**CHALLENGE:** Start at the line that contains "Parse this screenshot: output" in the listing below and extract every line through the last, exactly; leave pictures out.

(Stored records)

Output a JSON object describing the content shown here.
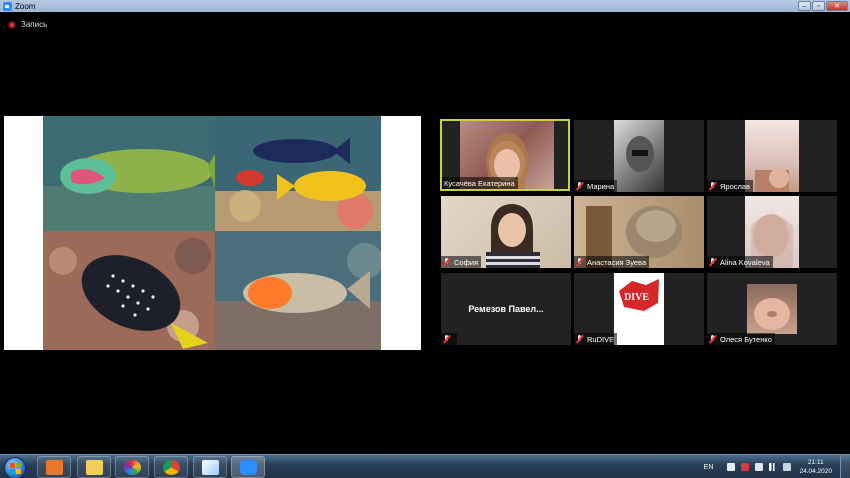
{
  "window": {
    "title": "Zoom",
    "controls": [
      "–",
      "▫",
      "✕"
    ]
  },
  "recording": {
    "label": "Запись"
  },
  "shared_screen": {
    "photos": [
      {
        "icon": "fish-photo-icon"
      },
      {
        "icon": "fish-photo-icon"
      },
      {
        "icon": "fish-photo-icon"
      },
      {
        "icon": "fish-photo-icon"
      }
    ]
  },
  "participants": [
    {
      "name": "Кусачёва Екатерина",
      "active": true,
      "muted": false
    },
    {
      "name": "Марина",
      "active": false,
      "muted": true
    },
    {
      "name": "Ярослав",
      "active": false,
      "muted": true
    },
    {
      "name": "София",
      "active": false,
      "muted": true
    },
    {
      "name": "Анастасия Зуева",
      "active": false,
      "muted": true
    },
    {
      "name": "Alina Kovaleva",
      "active": false,
      "muted": true
    },
    {
      "name": "",
      "center_label": "Ремезов  Павел...",
      "active": false,
      "muted": true
    },
    {
      "name": "RuDIVE",
      "active": false,
      "muted": true
    },
    {
      "name": "Олеся Бутенко",
      "active": false,
      "muted": true
    }
  ],
  "taskbar": {
    "apps": [
      "media-player-icon",
      "folder-icon",
      "picasa-icon",
      "chrome-icon",
      "paint-icon",
      "zoom-icon"
    ],
    "tray": {
      "language": "EN",
      "time": "21:11",
      "date": "24.04.2020"
    }
  },
  "colors": {
    "active_speaker_border": "#c9d13a",
    "muted_red": "#e53935",
    "recording_red": "#e8382f"
  }
}
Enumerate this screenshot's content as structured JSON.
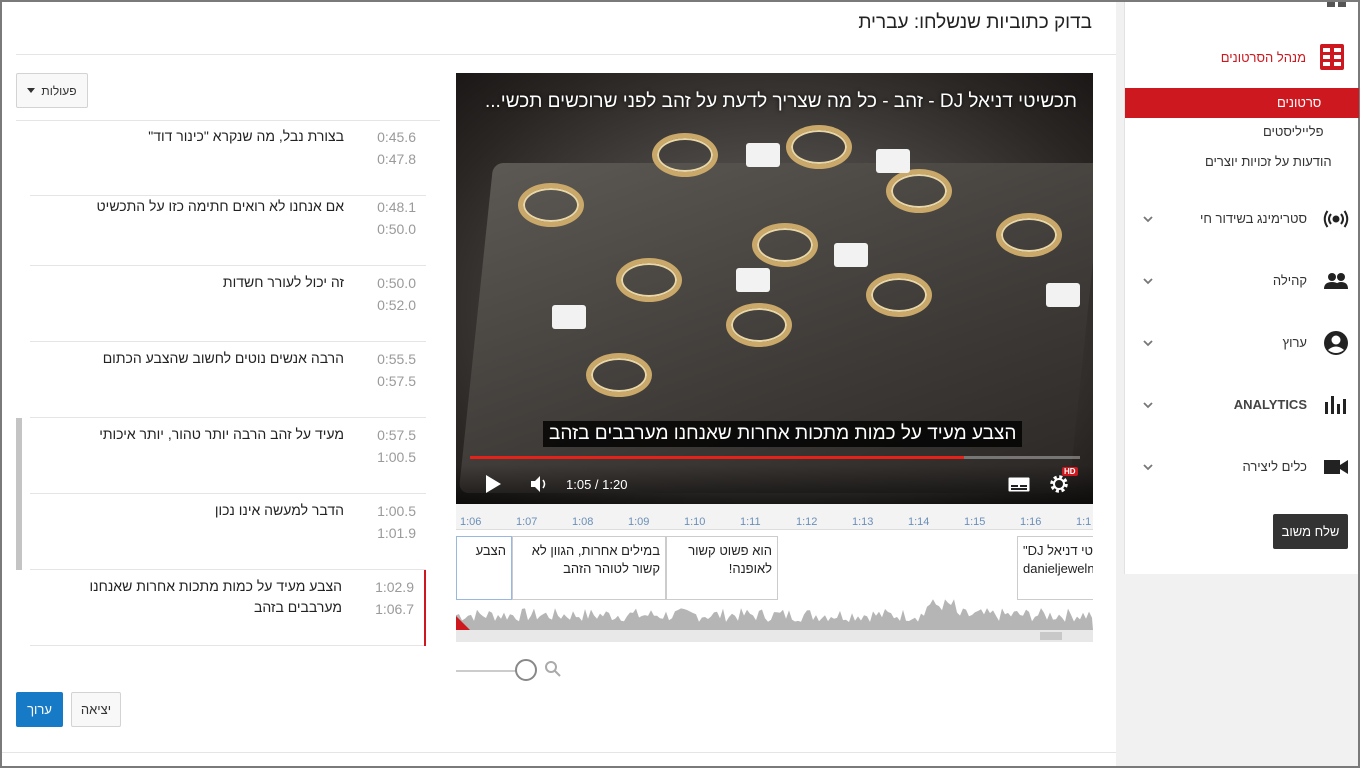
{
  "page": {
    "title": "בדוק כתוביות שנשלחו: עברית",
    "actions_label": "פעולות",
    "exit_label": "יציאה",
    "edit_label": "ערוך"
  },
  "captions": [
    {
      "text": "בצורת נבל, מה שנקרא \"כינור דוד\"",
      "start": "0:45.6",
      "end": "0:47.8"
    },
    {
      "text": "אם אנחנו לא רואים חתימה כזו על התכשיט",
      "start": "0:48.1",
      "end": "0:50.0"
    },
    {
      "text": "זה יכול לעורר חשדות",
      "start": "0:50.0",
      "end": "0:52.0"
    },
    {
      "text": "הרבה אנשים נוטים לחשוב שהצבע הכתום",
      "start": "0:55.5",
      "end": "0:57.5"
    },
    {
      "text": "מעיד על זהב הרבה יותר טהור, יותר איכותי",
      "start": "0:57.5",
      "end": "1:00.5"
    },
    {
      "text": "הדבר למעשה אינו נכון",
      "start": "1:00.5",
      "end": "1:01.9"
    },
    {
      "text": "הצבע מעיד על כמות מתכות אחרות שאנחנו מערבבים בזהב",
      "start": "1:02.9",
      "end": "1:06.7"
    }
  ],
  "player": {
    "video_title": "תכשיטי דניאל DJ - זהב - כל מה שצריך לדעת על זהב לפני שרוכשים תכשי...",
    "subtitle": "הצבע מעיד על כמות מתכות אחרות שאנחנו מערבבים בזהב",
    "time": "1:05 / 1:20",
    "progress": 0.81,
    "hd": "HD"
  },
  "timeline": {
    "ticks": [
      "1:06",
      "1:07",
      "1:08",
      "1:09",
      "1:10",
      "1:11",
      "1:12",
      "1:13",
      "1:14",
      "1:15",
      "1:16",
      "1:1"
    ],
    "cues": [
      {
        "text": "הצבע"
      },
      {
        "text": "במילים אחרות, הגוון לא קשור לטוהר הזהב"
      },
      {
        "text": "הוא פשוט קשור לאופנה!"
      },
      {
        "text": "\"DJ יטי דניאל danieljeweln"
      }
    ]
  },
  "sidebar": {
    "manager_label": "מנהל הסרטונים",
    "videos_label": "סרטונים",
    "playlists_label": "פלייליסטים",
    "copyright_label": "הודעות על זכויות יוצרים",
    "items": [
      {
        "label": "סטרימינג בשידור חי",
        "icon": "live-broadcast-icon"
      },
      {
        "label": "קהילה",
        "icon": "people-icon"
      },
      {
        "label": "ערוץ",
        "icon": "account-circle-icon"
      },
      {
        "label": "ANALYTICS",
        "icon": "bar-chart-icon"
      },
      {
        "label": "כלים ליצירה",
        "icon": "video-camera-icon"
      }
    ],
    "feedback_label": "שלח משוב"
  },
  "colors": {
    "accent": "#cc181e",
    "primary_button": "#167ac6",
    "time_text": "#9a9a9a"
  }
}
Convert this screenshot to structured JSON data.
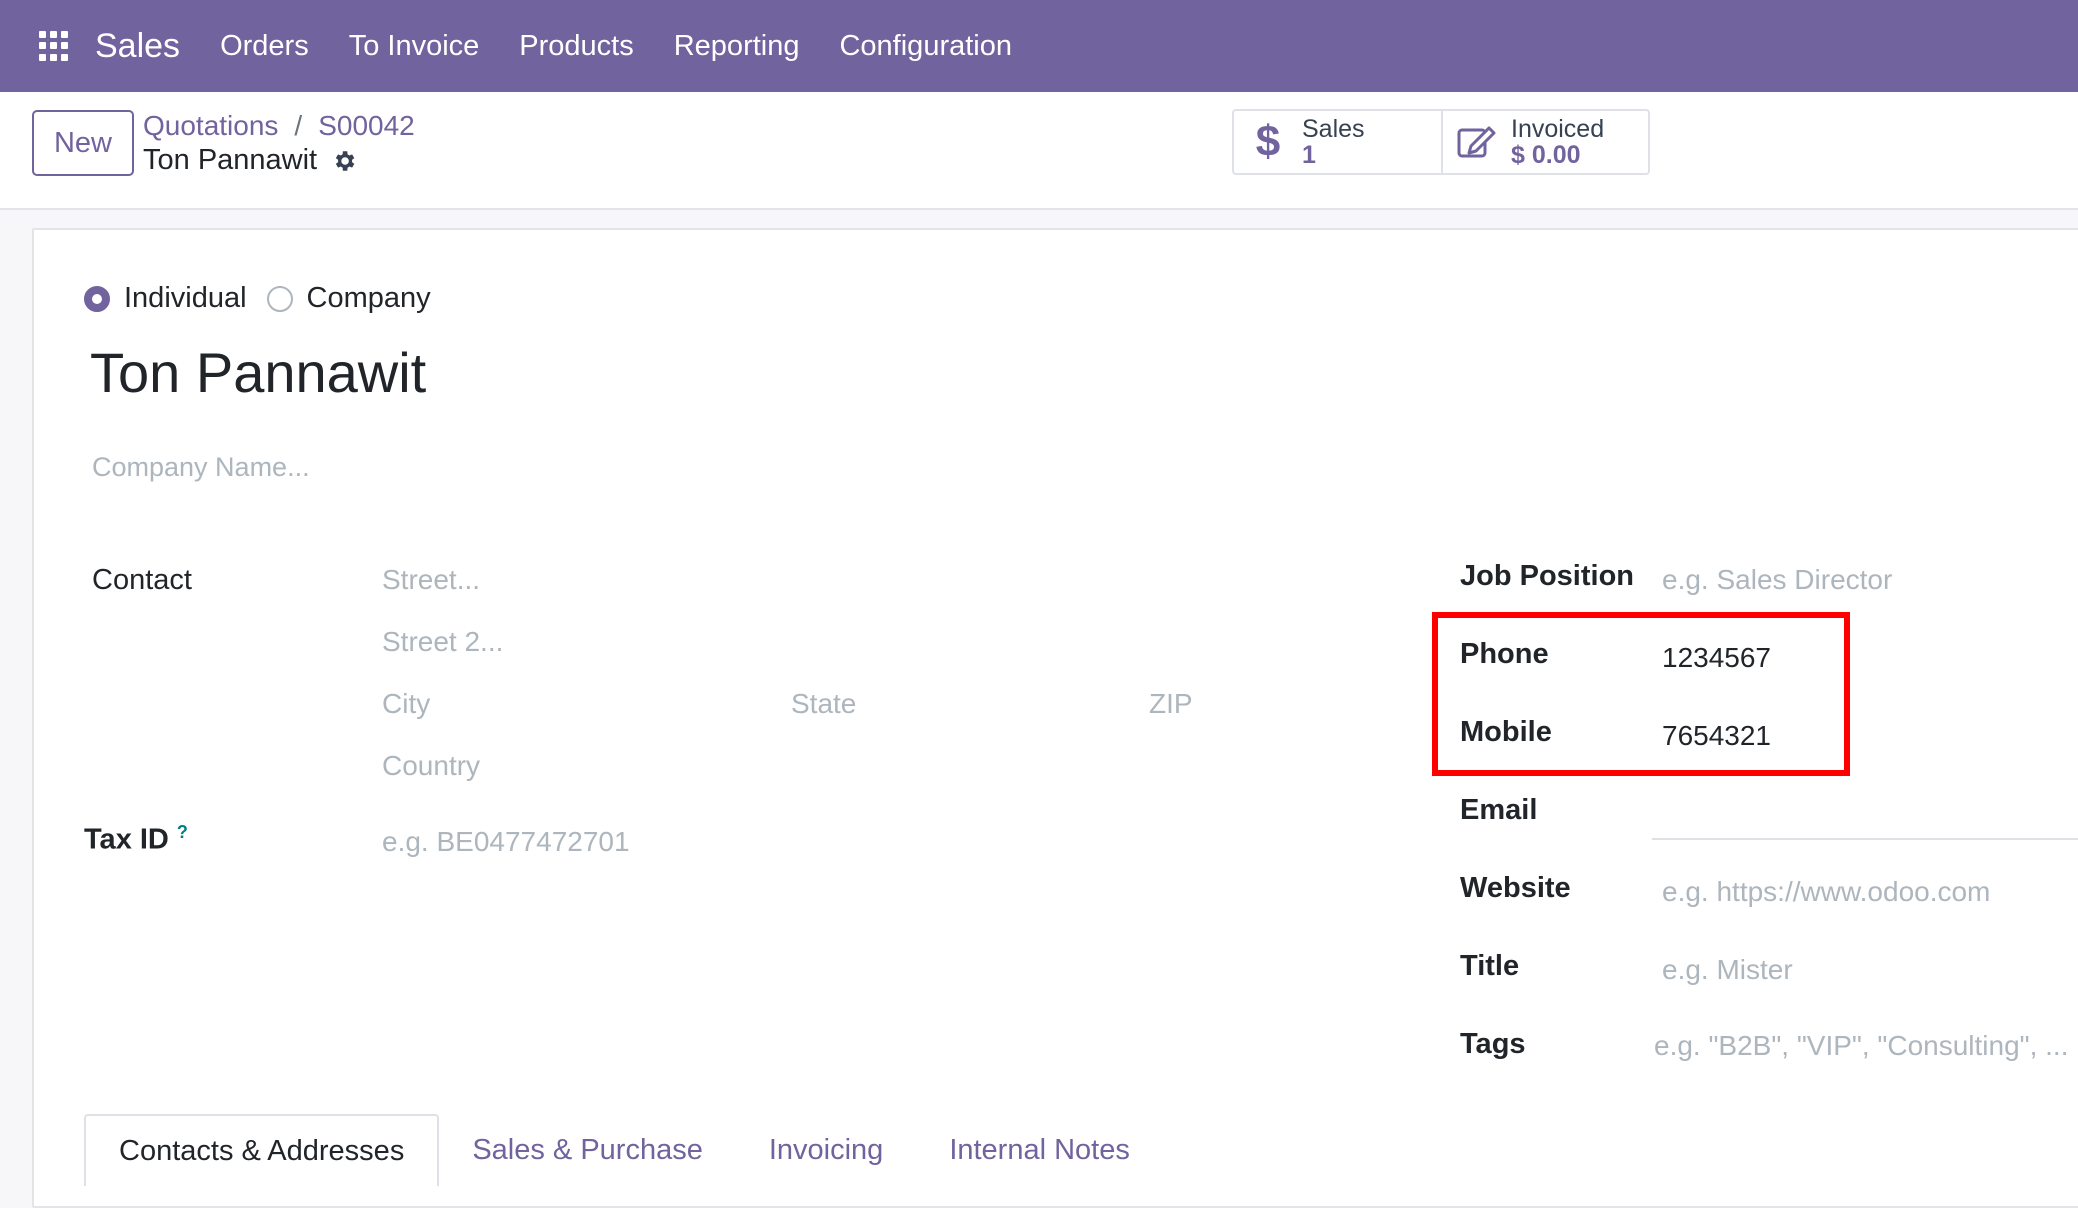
{
  "navbar": {
    "app_name": "Sales",
    "menu": [
      "Orders",
      "To Invoice",
      "Products",
      "Reporting",
      "Configuration"
    ],
    "color": "#71639e"
  },
  "control_panel": {
    "new_label": "New",
    "breadcrumb": [
      "Quotations",
      "S00042"
    ],
    "record_name": "Ton Pannawit",
    "stats": {
      "sales": {
        "label": "Sales",
        "value": "1",
        "icon": "dollar-icon"
      },
      "invoiced": {
        "label": "Invoiced",
        "value": "$ 0.00",
        "icon": "edit-icon"
      }
    }
  },
  "form": {
    "type_options": {
      "individual": "Individual",
      "company": "Company",
      "selected": "Individual"
    },
    "name": "Ton Pannawit",
    "company_name_placeholder": "Company Name...",
    "contact": {
      "label": "Contact",
      "street_placeholder": "Street...",
      "street2_placeholder": "Street 2...",
      "city_placeholder": "City",
      "state_placeholder": "State",
      "zip_placeholder": "ZIP",
      "country_placeholder": "Country"
    },
    "tax_id": {
      "label": "Tax ID",
      "help": "?",
      "placeholder": "e.g. BE0477472701"
    },
    "job_position": {
      "label": "Job Position",
      "placeholder": "e.g. Sales Director"
    },
    "phone": {
      "label": "Phone",
      "value": "1234567"
    },
    "mobile": {
      "label": "Mobile",
      "value": "7654321"
    },
    "email": {
      "label": "Email",
      "value": ""
    },
    "website": {
      "label": "Website",
      "placeholder": "e.g. https://www.odoo.com"
    },
    "title": {
      "label": "Title",
      "placeholder": "e.g. Mister"
    },
    "tags": {
      "label": "Tags",
      "placeholder": "e.g. \"B2B\", \"VIP\", \"Consulting\", ..."
    }
  },
  "tabs": [
    "Contacts & Addresses",
    "Sales & Purchase",
    "Invoicing",
    "Internal Notes"
  ],
  "highlight_color": "#ff0000"
}
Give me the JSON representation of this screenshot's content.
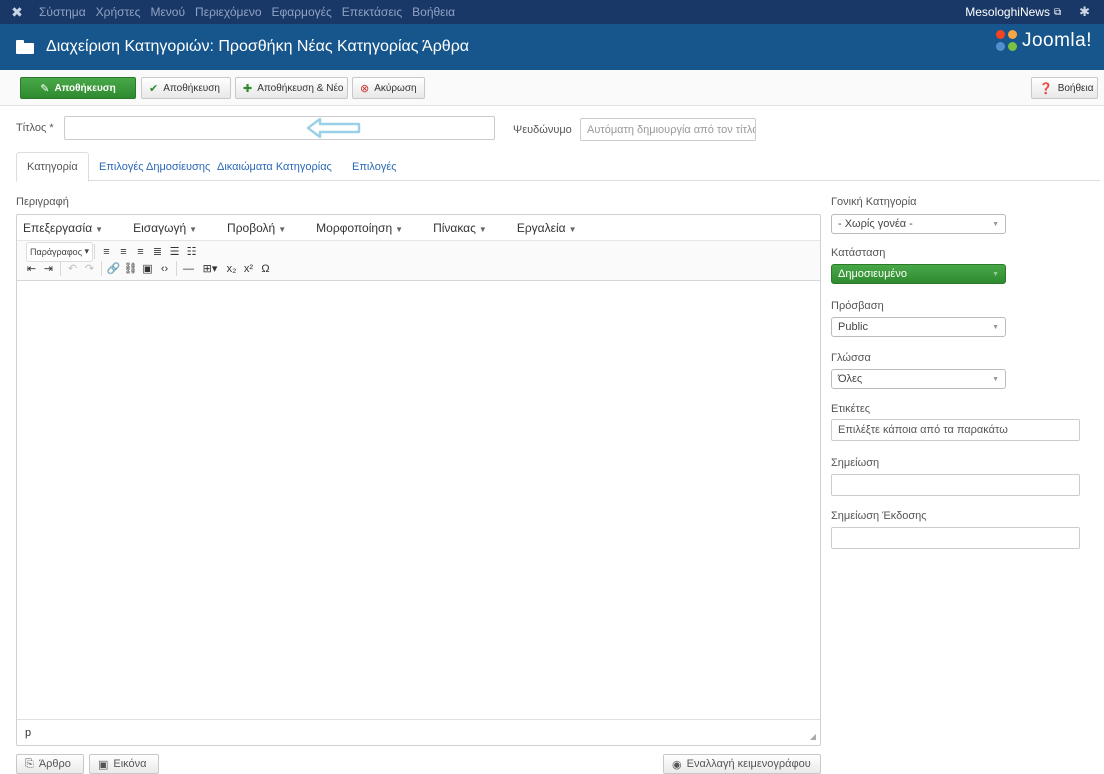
{
  "topnav": {
    "menu": [
      "Σύστημα",
      "Χρήστες",
      "Μενού",
      "Περιεχόμενο",
      "Εφαρμογές",
      "Επεκτάσεις",
      "Βοήθεια"
    ],
    "site_name": "MesologhiNews"
  },
  "header": {
    "title": "Διαχείριση Κατηγοριών: Προσθήκη Νέας Κατηγορίας Άρθρα",
    "logo_text": "Joomla!"
  },
  "toolbar": {
    "save": "Αποθήκευση",
    "save_close": "Αποθήκευση",
    "save_new": "Αποθήκευση & Νέο",
    "cancel": "Ακύρωση",
    "help": "Βοήθεια"
  },
  "form": {
    "title_label": "Τίτλος *",
    "title_value": "",
    "alias_label": "Ψευδώνυμο",
    "alias_placeholder": "Αυτόματη δημιουργία από τον τίτλο"
  },
  "tabs": [
    "Κατηγορία",
    "Επιλογές Δημοσίευσης",
    "Δικαιώματα Κατηγορίας",
    "Επιλογές"
  ],
  "editor": {
    "label": "Περιγραφή",
    "menus": [
      "Επεξεργασία",
      "Εισαγωγή",
      "Προβολή",
      "Μορφοποίηση",
      "Πίνακας",
      "Εργαλεία"
    ],
    "format_select": "Παράγραφος",
    "status_path": "p",
    "buttons": {
      "article": "Άρθρο",
      "image": "Εικόνα",
      "toggle": "Εναλλαγή κειμενογράφου"
    }
  },
  "sidebar": {
    "parent_label": "Γονική Κατηγορία",
    "parent_value": "- Χωρίς γονέα -",
    "status_label": "Κατάσταση",
    "status_value": "Δημοσιευμένο",
    "access_label": "Πρόσβαση",
    "access_value": "Public",
    "language_label": "Γλώσσα",
    "language_value": "Όλες",
    "tags_label": "Ετικέτες",
    "tags_placeholder": "Επιλέξτε κάποια από τα παρακάτω",
    "note_label": "Σημείωση",
    "version_note_label": "Σημείωση Έκδοσης"
  },
  "colors": {
    "topnav": "#1a3867",
    "header": "#17568c",
    "primary_green": "#3a9a3a",
    "link": "#2a69b8",
    "arrow": "#9ad0e8"
  }
}
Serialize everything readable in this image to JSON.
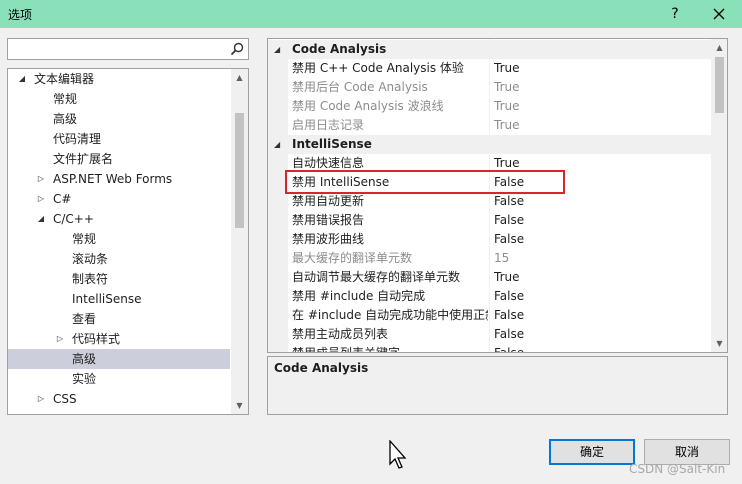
{
  "window": {
    "title": "选项",
    "help": "?",
    "close": "✕"
  },
  "search": {
    "placeholder": "",
    "value": ""
  },
  "tree": {
    "items": [
      {
        "label": "文本编辑器",
        "expander": "expanded"
      },
      {
        "label": "常规"
      },
      {
        "label": "高级"
      },
      {
        "label": "代码清理"
      },
      {
        "label": "文件扩展名"
      },
      {
        "label": "ASP.NET Web Forms",
        "expander": "collapsed"
      },
      {
        "label": "C#",
        "expander": "collapsed"
      },
      {
        "label": "C/C++",
        "expander": "expanded"
      },
      {
        "label": "常规"
      },
      {
        "label": "滚动条"
      },
      {
        "label": "制表符"
      },
      {
        "label": "IntelliSense"
      },
      {
        "label": "查看"
      },
      {
        "label": "代码样式",
        "expander": "collapsed"
      },
      {
        "label": "高级",
        "selected": true
      },
      {
        "label": "实验"
      },
      {
        "label": "CSS",
        "expander": "collapsed"
      }
    ]
  },
  "properties": {
    "categories": [
      {
        "name": "Code Analysis",
        "rows": [
          {
            "name": "禁用 C++ Code Analysis 体验",
            "value": "True"
          },
          {
            "name": "禁用后台 Code Analysis",
            "value": "True",
            "disabled": true
          },
          {
            "name": "禁用 Code Analysis 波浪线",
            "value": "True",
            "disabled": true
          },
          {
            "name": "启用日志记录",
            "value": "True",
            "disabled": true
          }
        ]
      },
      {
        "name": "IntelliSense",
        "rows": [
          {
            "name": "自动快速信息",
            "value": "True"
          },
          {
            "name": "禁用 IntelliSense",
            "value": "False",
            "highlighted": true
          },
          {
            "name": "禁用自动更新",
            "value": "False"
          },
          {
            "name": "禁用错误报告",
            "value": "False"
          },
          {
            "name": "禁用波形曲线",
            "value": "False"
          },
          {
            "name": "最大缓存的翻译单元数",
            "value": "15",
            "disabled": true
          },
          {
            "name": "自动调节最大缓存的翻译单元数",
            "value": "True"
          },
          {
            "name": "禁用 #include 自动完成",
            "value": "False"
          },
          {
            "name": "在 #include 自动完成功能中使用正斜杠",
            "value": "False"
          },
          {
            "name": "禁用主动成员列表",
            "value": "False"
          },
          {
            "name": "禁用成员列表关键字",
            "value": "False"
          }
        ]
      }
    ]
  },
  "description": {
    "title": "Code Analysis"
  },
  "buttons": {
    "ok": "确定",
    "cancel": "取消"
  },
  "watermark": "CSDN @Salt-Kin",
  "colors": {
    "titlebar": "#89e0b9",
    "selection": "#cccedb",
    "highlight_border": "#d6262e",
    "primary_border": "#0078d7"
  }
}
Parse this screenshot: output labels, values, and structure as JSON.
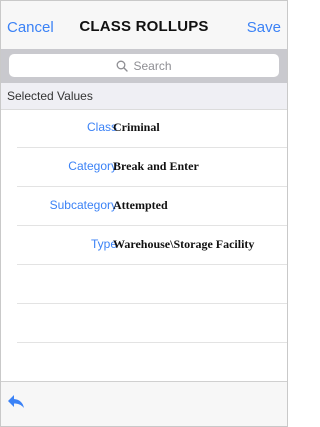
{
  "nav": {
    "cancel_label": "Cancel",
    "title": "CLASS ROLLUPS",
    "save_label": "Save"
  },
  "search": {
    "placeholder": "Search"
  },
  "section": {
    "title": "Selected Values"
  },
  "rows": [
    {
      "label": "Class",
      "value": "Criminal"
    },
    {
      "label": "Category",
      "value": "Break and Enter"
    },
    {
      "label": "Subcategory",
      "value": "Attempted"
    },
    {
      "label": "Type",
      "value": "Warehouse\\Storage Facility"
    }
  ],
  "toolbar": {
    "back_icon": "back-arrow-icon"
  },
  "colors": {
    "accent": "#3b82f6",
    "searchbar_bg": "#c9c9ce",
    "section_bg": "#efeff4"
  }
}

**TASK SOLUTION:**
Parse this screenshot: output labels, values, and structure as JSON.
{
  "nav": {
    "cancel_label": "Cancel",
    "title": "CLASS ROLLUPS",
    "save_label": "Save"
  },
  "search": {
    "placeholder": "Search"
  },
  "section": {
    "title": "Selected Values"
  },
  "rows": [
    {
      "label": "Class",
      "value": "Criminal"
    },
    {
      "label": "Category",
      "value": "Break and Enter"
    },
    {
      "label": "Subcategory",
      "value": "Attempted"
    },
    {
      "label": "Type",
      "value": "Warehouse\\Storage Facility"
    }
  ],
  "toolbar": {
    "back_icon": "back-arrow-icon"
  },
  "colors": {
    "accent": "#3b82f6",
    "searchbar_bg": "#c9c9ce",
    "section_bg": "#efeff4"
  }
}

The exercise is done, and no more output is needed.